THE PROBLEM » With the pictures omitted, write out the entries that follow exactly as they stand.

START SOURCE INFORMATION

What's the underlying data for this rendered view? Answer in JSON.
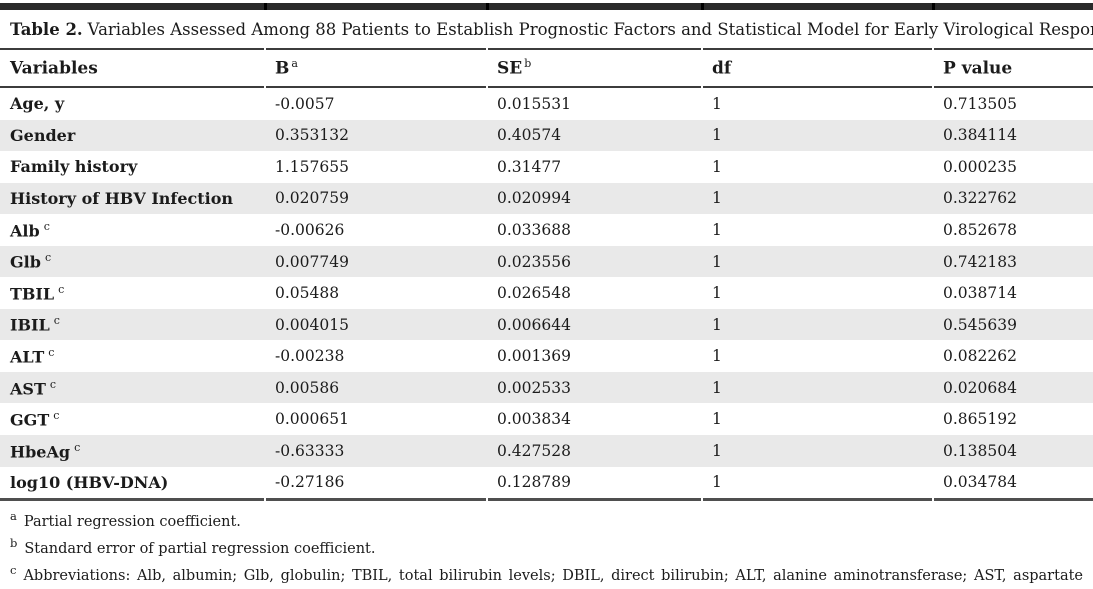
{
  "title": {
    "label": "Table 2.",
    "text": "Variables Assessed Among 88 Patients to Establish Prognostic Factors and Statistical Model for Early Virological Response"
  },
  "table": {
    "columns": [
      {
        "label": "Variables",
        "sup": ""
      },
      {
        "label": "B",
        "sup": "a"
      },
      {
        "label": "SE",
        "sup": "b"
      },
      {
        "label": "df",
        "sup": ""
      },
      {
        "label": "P value",
        "sup": ""
      }
    ],
    "rows": [
      {
        "variable": "Age, y",
        "variable_sup": "",
        "b": "-0.0057",
        "se": "0.015531",
        "df": "1",
        "p": "0.713505"
      },
      {
        "variable": "Gender",
        "variable_sup": "",
        "b": "0.353132",
        "se": "0.40574",
        "df": "1",
        "p": "0.384114"
      },
      {
        "variable": "Family history",
        "variable_sup": "",
        "b": "1.157655",
        "se": "0.31477",
        "df": "1",
        "p": "0.000235"
      },
      {
        "variable": "History of HBV Infection",
        "variable_sup": "",
        "b": "0.020759",
        "se": "0.020994",
        "df": "1",
        "p": "0.322762"
      },
      {
        "variable": "Alb",
        "variable_sup": "c",
        "b": "-0.00626",
        "se": "0.033688",
        "df": "1",
        "p": "0.852678"
      },
      {
        "variable": "Glb",
        "variable_sup": "c",
        "b": "0.007749",
        "se": "0.023556",
        "df": "1",
        "p": "0.742183"
      },
      {
        "variable": "TBIL",
        "variable_sup": "c",
        "b": "0.05488",
        "se": "0.026548",
        "df": "1",
        "p": "0.038714"
      },
      {
        "variable": "IBIL",
        "variable_sup": "c",
        "b": "0.004015",
        "se": "0.006644",
        "df": "1",
        "p": "0.545639"
      },
      {
        "variable": "ALT",
        "variable_sup": "c",
        "b": "-0.00238",
        "se": "0.001369",
        "df": "1",
        "p": "0.082262"
      },
      {
        "variable": "AST",
        "variable_sup": "c",
        "b": "0.00586",
        "se": "0.002533",
        "df": "1",
        "p": "0.020684"
      },
      {
        "variable": "GGT",
        "variable_sup": "c",
        "b": "0.000651",
        "se": "0.003834",
        "df": "1",
        "p": "0.865192"
      },
      {
        "variable": "HbeAg",
        "variable_sup": "c",
        "b": "-0.63333",
        "se": "0.427528",
        "df": "1",
        "p": "0.138504"
      },
      {
        "variable": "log10 (HBV-DNA)",
        "variable_sup": "",
        "b": "-0.27186",
        "se": "0.128789",
        "df": "1",
        "p": "0.034784"
      }
    ]
  },
  "footnotes": [
    {
      "marker": "a",
      "text": "Partial regression coefficient."
    },
    {
      "marker": "b",
      "text": "Standard error of partial regression coefficient."
    },
    {
      "marker": "c",
      "text": "Abbreviations: Alb, albumin; Glb, globulin; TBIL, total bilirubin levels; DBIL, direct bilirubin; ALT, alanine aminotransferase; AST, aspartate aminotransferase; GGT, gamma-glutamyl transpeptidase; HBeAg, hepatitis B e-antigen."
    }
  ],
  "colors": {
    "text": "#1b1b1b",
    "row_shade": "#e9e9e9",
    "top_bar": "#2a2a2a",
    "rule": "#3c3c3c"
  }
}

END SOURCE INFORMATION

ANSWER TO THIS PROBLEM »
What's the underlying data for this rendered view? Answer in JSON.
{
  "title": {
    "label": "Table 2.",
    "text": "Variables Assessed Among 88 Patients to Establish Prognostic Factors and Statistical Model for Early Virological Response"
  },
  "table": {
    "columns": [
      {
        "label": "Variables",
        "sup": ""
      },
      {
        "label": "B",
        "sup": "a"
      },
      {
        "label": "SE",
        "sup": "b"
      },
      {
        "label": "df",
        "sup": ""
      },
      {
        "label": "P value",
        "sup": ""
      }
    ],
    "rows": [
      {
        "variable": "Age, y",
        "variable_sup": "",
        "b": "-0.0057",
        "se": "0.015531",
        "df": "1",
        "p": "0.713505"
      },
      {
        "variable": "Gender",
        "variable_sup": "",
        "b": "0.353132",
        "se": "0.40574",
        "df": "1",
        "p": "0.384114"
      },
      {
        "variable": "Family history",
        "variable_sup": "",
        "b": "1.157655",
        "se": "0.31477",
        "df": "1",
        "p": "0.000235"
      },
      {
        "variable": "History of HBV Infection",
        "variable_sup": "",
        "b": "0.020759",
        "se": "0.020994",
        "df": "1",
        "p": "0.322762"
      },
      {
        "variable": "Alb",
        "variable_sup": "c",
        "b": "-0.00626",
        "se": "0.033688",
        "df": "1",
        "p": "0.852678"
      },
      {
        "variable": "Glb",
        "variable_sup": "c",
        "b": "0.007749",
        "se": "0.023556",
        "df": "1",
        "p": "0.742183"
      },
      {
        "variable": "TBIL",
        "variable_sup": "c",
        "b": "0.05488",
        "se": "0.026548",
        "df": "1",
        "p": "0.038714"
      },
      {
        "variable": "IBIL",
        "variable_sup": "c",
        "b": "0.004015",
        "se": "0.006644",
        "df": "1",
        "p": "0.545639"
      },
      {
        "variable": "ALT",
        "variable_sup": "c",
        "b": "-0.00238",
        "se": "0.001369",
        "df": "1",
        "p": "0.082262"
      },
      {
        "variable": "AST",
        "variable_sup": "c",
        "b": "0.00586",
        "se": "0.002533",
        "df": "1",
        "p": "0.020684"
      },
      {
        "variable": "GGT",
        "variable_sup": "c",
        "b": "0.000651",
        "se": "0.003834",
        "df": "1",
        "p": "0.865192"
      },
      {
        "variable": "HbeAg",
        "variable_sup": "c",
        "b": "-0.63333",
        "se": "0.427528",
        "df": "1",
        "p": "0.138504"
      },
      {
        "variable": "log10 (HBV-DNA)",
        "variable_sup": "",
        "b": "-0.27186",
        "se": "0.128789",
        "df": "1",
        "p": "0.034784"
      }
    ]
  },
  "footnotes": [
    {
      "marker": "a",
      "text": "Partial regression coefficient."
    },
    {
      "marker": "b",
      "text": "Standard error of partial regression coefficient."
    },
    {
      "marker": "c",
      "text": "Abbreviations: Alb, albumin; Glb, globulin; TBIL, total bilirubin levels; DBIL, direct bilirubin; ALT, alanine aminotransferase; AST, aspartate aminotransferase; GGT, gamma-glutamyl transpeptidase; HBeAg, hepatitis B e-antigen."
    }
  ],
  "colors": {
    "text": "#1b1b1b",
    "row_shade": "#e9e9e9",
    "top_bar": "#2a2a2a",
    "rule": "#3c3c3c"
  }
}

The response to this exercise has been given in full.